**What you should do**
Repeat the material verbatim. Images are excluded from the copy.

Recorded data
******************************
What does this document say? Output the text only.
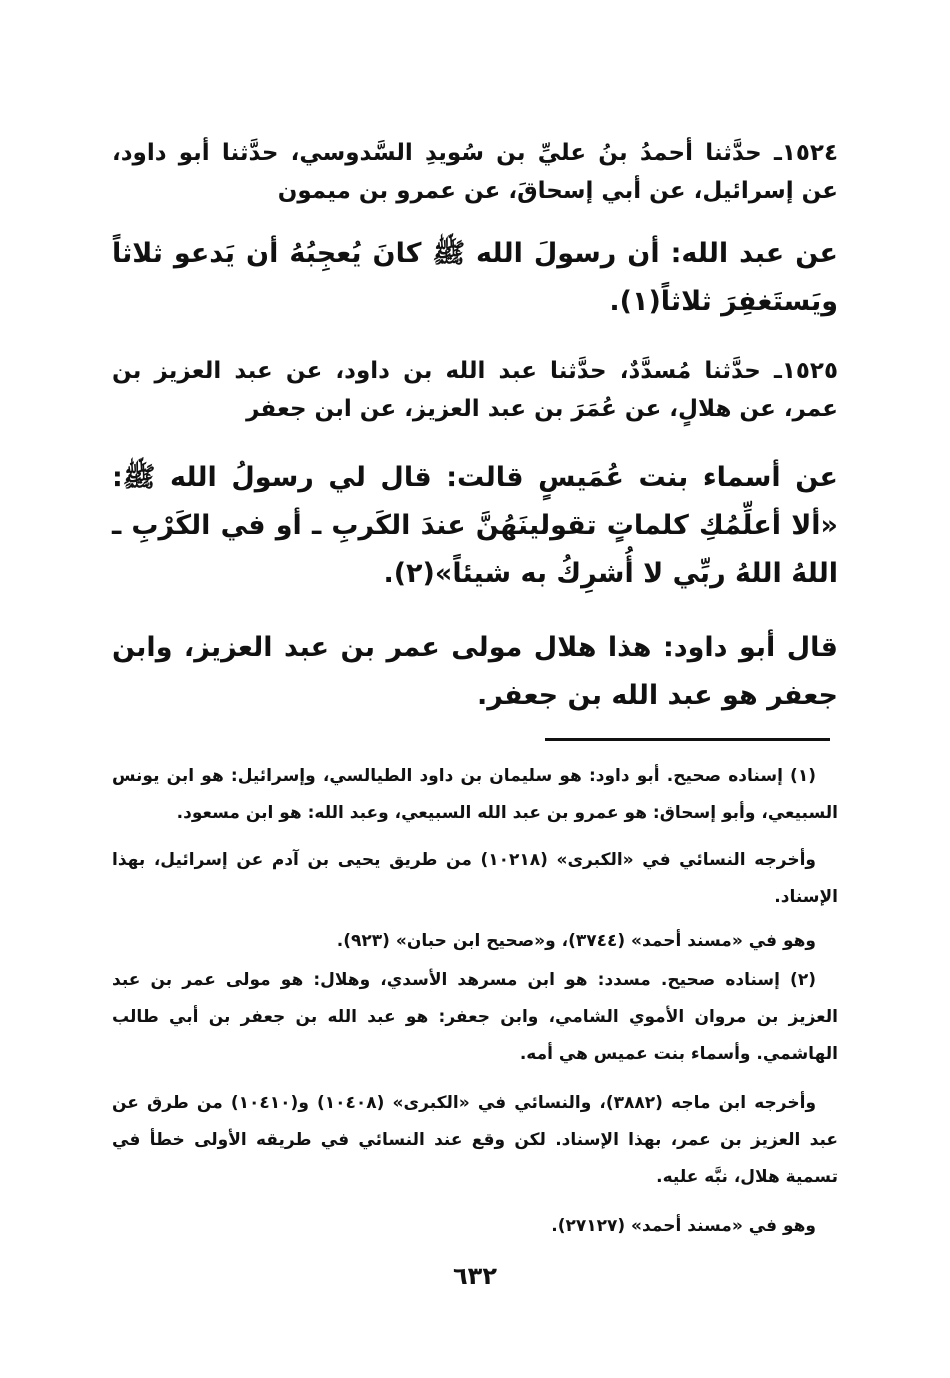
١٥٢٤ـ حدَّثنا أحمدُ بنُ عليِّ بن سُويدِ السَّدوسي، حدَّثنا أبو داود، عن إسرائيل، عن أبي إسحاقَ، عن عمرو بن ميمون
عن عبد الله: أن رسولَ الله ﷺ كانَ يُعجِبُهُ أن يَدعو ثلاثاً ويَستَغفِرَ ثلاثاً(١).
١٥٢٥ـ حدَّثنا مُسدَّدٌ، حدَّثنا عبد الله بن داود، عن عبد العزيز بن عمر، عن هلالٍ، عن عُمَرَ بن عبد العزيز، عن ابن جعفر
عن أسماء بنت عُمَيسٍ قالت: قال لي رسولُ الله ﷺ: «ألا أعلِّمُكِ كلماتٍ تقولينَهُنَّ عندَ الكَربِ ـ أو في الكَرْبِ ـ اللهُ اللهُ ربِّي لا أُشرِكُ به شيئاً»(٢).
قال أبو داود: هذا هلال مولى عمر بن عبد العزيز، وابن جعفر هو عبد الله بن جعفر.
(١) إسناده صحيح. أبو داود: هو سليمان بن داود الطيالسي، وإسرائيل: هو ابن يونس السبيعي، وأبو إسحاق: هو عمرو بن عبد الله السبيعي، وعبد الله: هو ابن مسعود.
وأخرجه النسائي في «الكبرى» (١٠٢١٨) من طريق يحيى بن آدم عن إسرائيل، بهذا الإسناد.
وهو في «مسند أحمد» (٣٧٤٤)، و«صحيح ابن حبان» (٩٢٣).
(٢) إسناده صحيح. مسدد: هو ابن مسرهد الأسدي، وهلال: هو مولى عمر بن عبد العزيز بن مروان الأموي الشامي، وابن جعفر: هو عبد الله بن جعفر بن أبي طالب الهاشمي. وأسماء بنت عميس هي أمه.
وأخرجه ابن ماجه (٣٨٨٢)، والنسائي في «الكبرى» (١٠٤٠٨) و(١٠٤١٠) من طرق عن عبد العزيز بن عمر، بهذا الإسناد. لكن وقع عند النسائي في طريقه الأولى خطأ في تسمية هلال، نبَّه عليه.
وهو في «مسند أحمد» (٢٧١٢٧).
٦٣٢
******************************
**Answer to this exercise**
What does this document say? Output the text only.
١٥٢٤ـ حدَّثنا أحمدُ بنُ عليِّ بن سُويدِ السَّدوسي، حدَّثنا أبو داود، عن إسرائيل، عن أبي إسحاقَ، عن عمرو بن ميمون
عن عبد الله: أن رسولَ الله ﷺ كانَ يُعجِبُهُ أن يَدعو ثلاثاً ويَستَغفِرَ ثلاثاً(١).
١٥٢٥ـ حدَّثنا مُسدَّدٌ، حدَّثنا عبد الله بن داود، عن عبد العزيز بن عمر، عن هلالٍ، عن عُمَرَ بن عبد العزيز، عن ابن جعفر
عن أسماء بنت عُمَيسٍ قالت: قال لي رسولُ الله ﷺ: «ألا أعلِّمُكِ كلماتٍ تقولينَهُنَّ عندَ الكَربِ ـ أو في الكَرْبِ ـ اللهُ اللهُ ربِّي لا أُشرِكُ به شيئاً»(٢).
قال أبو داود: هذا هلال مولى عمر بن عبد العزيز، وابن جعفر هو عبد الله بن جعفر.
(١) إسناده صحيح. أبو داود: هو سليمان بن داود الطيالسي، وإسرائيل: هو ابن يونس السبيعي، وأبو إسحاق: هو عمرو بن عبد الله السبيعي، وعبد الله: هو ابن مسعود.
وأخرجه النسائي في «الكبرى» (١٠٢١٨) من طريق يحيى بن آدم عن إسرائيل، بهذا الإسناد.
وهو في «مسند أحمد» (٣٧٤٤)، و«صحيح ابن حبان» (٩٢٣).
(٢) إسناده صحيح. مسدد: هو ابن مسرهد الأسدي، وهلال: هو مولى عمر بن عبد العزيز بن مروان الأموي الشامي، وابن جعفر: هو عبد الله بن جعفر بن أبي طالب الهاشمي. وأسماء بنت عميس هي أمه.
وأخرجه ابن ماجه (٣٨٨٢)، والنسائي في «الكبرى» (١٠٤٠٨) و(١٠٤١٠) من طرق عن عبد العزيز بن عمر، بهذا الإسناد. لكن وقع عند النسائي في طريقه الأولى خطأ في تسمية هلال، نبَّه عليه.
وهو في «مسند أحمد» (٢٧١٢٧).
٦٣٢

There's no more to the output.